■ Exercise ■
Copy out every record below, word for word.

Stored data entries
▶
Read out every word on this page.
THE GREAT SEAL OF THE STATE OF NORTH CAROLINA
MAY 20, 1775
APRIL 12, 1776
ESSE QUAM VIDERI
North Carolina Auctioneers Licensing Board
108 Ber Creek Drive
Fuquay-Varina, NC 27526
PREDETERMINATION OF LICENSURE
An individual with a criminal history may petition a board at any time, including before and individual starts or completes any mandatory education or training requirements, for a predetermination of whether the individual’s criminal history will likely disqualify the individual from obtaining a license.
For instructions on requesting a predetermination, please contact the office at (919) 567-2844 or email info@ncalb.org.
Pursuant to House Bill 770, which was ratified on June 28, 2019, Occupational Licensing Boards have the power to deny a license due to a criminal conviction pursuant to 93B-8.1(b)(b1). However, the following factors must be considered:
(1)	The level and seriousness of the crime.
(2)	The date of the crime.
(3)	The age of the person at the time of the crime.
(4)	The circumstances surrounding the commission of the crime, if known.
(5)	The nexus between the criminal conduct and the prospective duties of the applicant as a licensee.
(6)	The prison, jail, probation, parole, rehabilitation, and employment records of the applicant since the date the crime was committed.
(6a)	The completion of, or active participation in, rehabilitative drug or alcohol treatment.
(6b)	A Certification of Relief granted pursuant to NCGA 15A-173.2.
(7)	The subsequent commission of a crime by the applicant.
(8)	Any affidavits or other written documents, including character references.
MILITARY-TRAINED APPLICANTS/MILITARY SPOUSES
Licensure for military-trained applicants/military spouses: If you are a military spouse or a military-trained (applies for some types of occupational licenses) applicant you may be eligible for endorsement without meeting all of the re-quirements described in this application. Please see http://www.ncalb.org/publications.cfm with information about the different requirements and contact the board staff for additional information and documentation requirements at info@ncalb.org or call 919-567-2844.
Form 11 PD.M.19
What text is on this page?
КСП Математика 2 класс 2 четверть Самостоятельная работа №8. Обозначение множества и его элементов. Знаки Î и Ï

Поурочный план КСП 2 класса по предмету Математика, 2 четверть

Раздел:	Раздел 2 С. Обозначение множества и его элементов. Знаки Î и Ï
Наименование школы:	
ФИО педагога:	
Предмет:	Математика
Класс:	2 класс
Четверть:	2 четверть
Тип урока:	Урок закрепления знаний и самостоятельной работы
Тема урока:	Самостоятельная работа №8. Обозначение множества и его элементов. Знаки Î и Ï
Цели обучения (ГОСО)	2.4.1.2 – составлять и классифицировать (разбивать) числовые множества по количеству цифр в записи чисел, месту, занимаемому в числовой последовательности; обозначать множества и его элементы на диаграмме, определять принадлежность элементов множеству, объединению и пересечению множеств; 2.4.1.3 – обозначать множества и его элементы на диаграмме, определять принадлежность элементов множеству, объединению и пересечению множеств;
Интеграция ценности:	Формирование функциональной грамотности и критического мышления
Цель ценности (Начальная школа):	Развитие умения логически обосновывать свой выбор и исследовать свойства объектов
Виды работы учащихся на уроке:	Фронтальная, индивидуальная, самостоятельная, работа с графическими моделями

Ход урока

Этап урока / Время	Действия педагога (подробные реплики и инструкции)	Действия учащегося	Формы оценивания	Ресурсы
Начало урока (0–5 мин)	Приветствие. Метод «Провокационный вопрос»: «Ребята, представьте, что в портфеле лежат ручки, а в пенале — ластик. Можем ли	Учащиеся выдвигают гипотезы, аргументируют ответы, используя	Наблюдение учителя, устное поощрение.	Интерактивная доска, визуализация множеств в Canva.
◀
■ Result ■
Read out every word on this page.
THE GREAT SEAL OF THE STATE OF NORTH CAROLINA
MAY 20, 1775
APRIL 12, 1776
ESSE QUAM VIDERI
North Carolina Auctioneers Licensing Board
108 Ber Creek Drive
Fuquay-Varina, NC 27526
PREDETERMINATION OF LICENSURE
An individual with a criminal history may petition a board at any time, including before and individual starts or completes any mandatory education or training requirements, for a predetermination of whether the individual’s criminal history will likely disqualify the individual from obtaining a license.
For instructions on requesting a predetermination, please contact the office at (919) 567-2844 or email info@ncalb.org.
Pursuant to House Bill 770, which was ratified on June 28, 2019, Occupational Licensing Boards have the power to deny a license due to a criminal conviction pursuant to 93B-8.1(b)(b1). However, the following factors must be considered:
(1)	The level and seriousness of the crime.
(2)	The date of the crime.
(3)	The age of the person at the time of the crime.
(4)	The circumstances surrounding the commission of the crime, if known.
(5)	The nexus between the criminal conduct and the prospective duties of the applicant as a licensee.
(6)	The prison, jail, probation, parole, rehabilitation, and employment records of the applicant since the date the crime was committed.
(6a)	The completion of, or active participation in, rehabilitative drug or alcohol treatment.
(6b)	A Certification of Relief granted pursuant to NCGA 15A-173.2.
(7)	The subsequent commission of a crime by the applicant.
(8)	Any affidavits or other written documents, including character references.
MILITARY-TRAINED APPLICANTS/MILITARY SPOUSES
Licensure for military-trained applicants/military spouses: If you are a military spouse or a military-trained (applies for some types of occupational licenses) applicant you may be eligible for endorsement without meeting all of the re-quirements described in this application. Please see http://www.ncalb.org/publications.cfm with information about the different requirements and contact the board staff for additional information and documentation requirements at info@ncalb.org or call 919-567-2844.
Form 11 PD.M.19
What text is on this page?
КСП Математика 2 класс 2 четверть Самостоятельная работа №8. Обозначение множества и его элементов. Знаки Î и Ï

Поурочный план КСП 2 класса по предмету Математика, 2 четверть

Раздел:	Раздел 2 С. Обозначение множества и его элементов. Знаки Î и Ï
Наименование школы:	
ФИО педагога:	
Предмет:	Математика
Класс:	2 класс
Четверть:	2 четверть
Тип урока:	Урок закрепления знаний и самостоятельной работы
Тема урока:	Самостоятельная работа №8. Обозначение множества и его элементов. Знаки Î и Ï
Цели обучения (ГОСО)	2.4.1.2 – составлять и классифицировать (разбивать) числовые множества по количеству цифр в записи чисел, месту, занимаемому в числовой последовательности; обозначать множества и его элементы на диаграмме, определять принадлежность элементов множеству, объединению и пересечению множеств; 2.4.1.3 – обозначать множества и его элементы на диаграмме, определять принадлежность элементов множеству, объединению и пересечению множеств;
Интеграция ценности:	Формирование функциональной грамотности и критического мышления
Цель ценности (Начальная школа):	Развитие умения логически обосновывать свой выбор и исследовать свойства объектов
Виды работы учащихся на уроке:	Фронтальная, индивидуальная, самостоятельная, работа с графическими моделями

Ход урока

Этап урока / Время	Действия педагога (подробные реплики и инструкции)	Действия учащегося	Формы оценивания	Ресурсы
Начало урока (0–5 мин)	Приветствие. Метод «Провокационный вопрос»: «Ребята, представьте, что в портфеле лежат ручки, а в пенале — ластик. Можем ли	Учащиеся выдвигают гипотезы, аргументируют ответы, используя	Наблюдение учителя, устное поощрение.	Интерактивная доска, визуализация множеств в Canva.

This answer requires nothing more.